■ Do this ■
Write out the whole of the material exactly.

((

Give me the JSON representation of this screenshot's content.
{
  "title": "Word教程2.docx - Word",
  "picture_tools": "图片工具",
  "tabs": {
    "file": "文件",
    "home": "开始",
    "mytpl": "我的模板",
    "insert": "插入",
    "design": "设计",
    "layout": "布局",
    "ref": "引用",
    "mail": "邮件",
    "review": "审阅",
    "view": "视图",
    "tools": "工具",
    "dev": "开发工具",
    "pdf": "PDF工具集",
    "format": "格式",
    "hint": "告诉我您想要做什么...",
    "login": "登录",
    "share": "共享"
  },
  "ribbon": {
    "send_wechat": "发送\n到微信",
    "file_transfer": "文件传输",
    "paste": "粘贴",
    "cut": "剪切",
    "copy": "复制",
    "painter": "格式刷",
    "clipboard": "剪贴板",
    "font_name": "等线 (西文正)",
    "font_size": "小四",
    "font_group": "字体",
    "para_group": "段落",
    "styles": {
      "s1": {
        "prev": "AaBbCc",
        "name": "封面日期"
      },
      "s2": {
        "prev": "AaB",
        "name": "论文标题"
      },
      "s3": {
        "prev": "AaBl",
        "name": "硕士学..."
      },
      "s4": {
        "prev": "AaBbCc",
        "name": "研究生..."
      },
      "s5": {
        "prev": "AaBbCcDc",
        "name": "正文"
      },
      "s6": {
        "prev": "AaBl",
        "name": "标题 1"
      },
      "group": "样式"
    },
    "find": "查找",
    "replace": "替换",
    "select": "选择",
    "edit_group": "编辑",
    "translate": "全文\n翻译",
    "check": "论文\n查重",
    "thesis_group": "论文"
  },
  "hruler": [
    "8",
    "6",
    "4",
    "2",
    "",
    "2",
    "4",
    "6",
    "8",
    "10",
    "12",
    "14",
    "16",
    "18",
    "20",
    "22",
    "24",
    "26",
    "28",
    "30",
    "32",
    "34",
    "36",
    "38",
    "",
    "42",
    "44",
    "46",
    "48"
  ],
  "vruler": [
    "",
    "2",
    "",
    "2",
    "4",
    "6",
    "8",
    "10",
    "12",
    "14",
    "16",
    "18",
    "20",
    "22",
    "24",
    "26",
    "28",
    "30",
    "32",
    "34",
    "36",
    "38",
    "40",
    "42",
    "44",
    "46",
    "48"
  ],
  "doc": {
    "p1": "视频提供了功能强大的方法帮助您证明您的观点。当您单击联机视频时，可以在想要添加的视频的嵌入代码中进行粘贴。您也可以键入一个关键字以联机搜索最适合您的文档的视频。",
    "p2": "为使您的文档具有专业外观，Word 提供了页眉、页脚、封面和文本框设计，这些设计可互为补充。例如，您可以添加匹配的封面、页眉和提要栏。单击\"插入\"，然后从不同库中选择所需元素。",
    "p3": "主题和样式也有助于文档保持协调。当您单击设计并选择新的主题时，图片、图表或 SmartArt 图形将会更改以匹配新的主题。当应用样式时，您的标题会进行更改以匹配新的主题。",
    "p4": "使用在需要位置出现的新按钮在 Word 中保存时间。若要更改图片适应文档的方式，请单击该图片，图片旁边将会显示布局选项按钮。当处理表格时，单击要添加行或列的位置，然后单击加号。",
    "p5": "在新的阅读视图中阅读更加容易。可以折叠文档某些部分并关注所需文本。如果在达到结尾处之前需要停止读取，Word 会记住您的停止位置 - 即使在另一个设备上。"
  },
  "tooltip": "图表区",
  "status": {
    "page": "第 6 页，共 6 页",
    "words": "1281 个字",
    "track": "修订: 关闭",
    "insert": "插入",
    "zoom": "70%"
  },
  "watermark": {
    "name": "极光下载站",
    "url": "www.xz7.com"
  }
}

))

■ Output for this task ■
Give me the JSON representation of this screenshot's content.
{
  "title": "Word教程2.docx - Word",
  "picture_tools": "图片工具",
  "tabs": {
    "file": "文件",
    "home": "开始",
    "mytpl": "我的模板",
    "insert": "插入",
    "design": "设计",
    "layout": "布局",
    "ref": "引用",
    "mail": "邮件",
    "review": "审阅",
    "view": "视图",
    "tools": "工具",
    "dev": "开发工具",
    "pdf": "PDF工具集",
    "format": "格式",
    "hint": "告诉我您想要做什么...",
    "login": "登录",
    "share": "共享"
  },
  "ribbon": {
    "send_wechat": "发送\n到微信",
    "file_transfer": "文件传输",
    "paste": "粘贴",
    "cut": "剪切",
    "copy": "复制",
    "painter": "格式刷",
    "clipboard": "剪贴板",
    "font_name": "等线 (西文正)",
    "font_size": "小四",
    "font_group": "字体",
    "para_group": "段落",
    "styles": {
      "s1": {
        "prev": "AaBbCc",
        "name": "封面日期"
      },
      "s2": {
        "prev": "AaB",
        "name": "论文标题"
      },
      "s3": {
        "prev": "AaBl",
        "name": "硕士学..."
      },
      "s4": {
        "prev": "AaBbCc",
        "name": "研究生..."
      },
      "s5": {
        "prev": "AaBbCcDc",
        "name": "正文"
      },
      "s6": {
        "prev": "AaBl",
        "name": "标题 1"
      },
      "group": "样式"
    },
    "find": "查找",
    "replace": "替换",
    "select": "选择",
    "edit_group": "编辑",
    "translate": "全文\n翻译",
    "check": "论文\n查重",
    "thesis_group": "论文"
  },
  "hruler": [
    "8",
    "6",
    "4",
    "2",
    "",
    "2",
    "4",
    "6",
    "8",
    "10",
    "12",
    "14",
    "16",
    "18",
    "20",
    "22",
    "24",
    "26",
    "28",
    "30",
    "32",
    "34",
    "36",
    "38",
    "",
    "42",
    "44",
    "46",
    "48"
  ],
  "vruler": [
    "",
    "2",
    "",
    "2",
    "4",
    "6",
    "8",
    "10",
    "12",
    "14",
    "16",
    "18",
    "20",
    "22",
    "24",
    "26",
    "28",
    "30",
    "32",
    "34",
    "36",
    "38",
    "40",
    "42",
    "44",
    "46",
    "48"
  ],
  "doc": {
    "p1": "视频提供了功能强大的方法帮助您证明您的观点。当您单击联机视频时，可以在想要添加的视频的嵌入代码中进行粘贴。您也可以键入一个关键字以联机搜索最适合您的文档的视频。",
    "p2": "为使您的文档具有专业外观，Word 提供了页眉、页脚、封面和文本框设计，这些设计可互为补充。例如，您可以添加匹配的封面、页眉和提要栏。单击\"插入\"，然后从不同库中选择所需元素。",
    "p3": "主题和样式也有助于文档保持协调。当您单击设计并选择新的主题时，图片、图表或 SmartArt 图形将会更改以匹配新的主题。当应用样式时，您的标题会进行更改以匹配新的主题。",
    "p4": "使用在需要位置出现的新按钮在 Word 中保存时间。若要更改图片适应文档的方式，请单击该图片，图片旁边将会显示布局选项按钮。当处理表格时，单击要添加行或列的位置，然后单击加号。",
    "p5": "在新的阅读视图中阅读更加容易。可以折叠文档某些部分并关注所需文本。如果在达到结尾处之前需要停止读取，Word 会记住您的停止位置 - 即使在另一个设备上。"
  },
  "tooltip": "图表区",
  "status": {
    "page": "第 6 页，共 6 页",
    "words": "1281 个字",
    "track": "修订: 关闭",
    "insert": "插入",
    "zoom": "70%"
  },
  "watermark": {
    "name": "极光下载站",
    "url": "www.xz7.com"
  }
}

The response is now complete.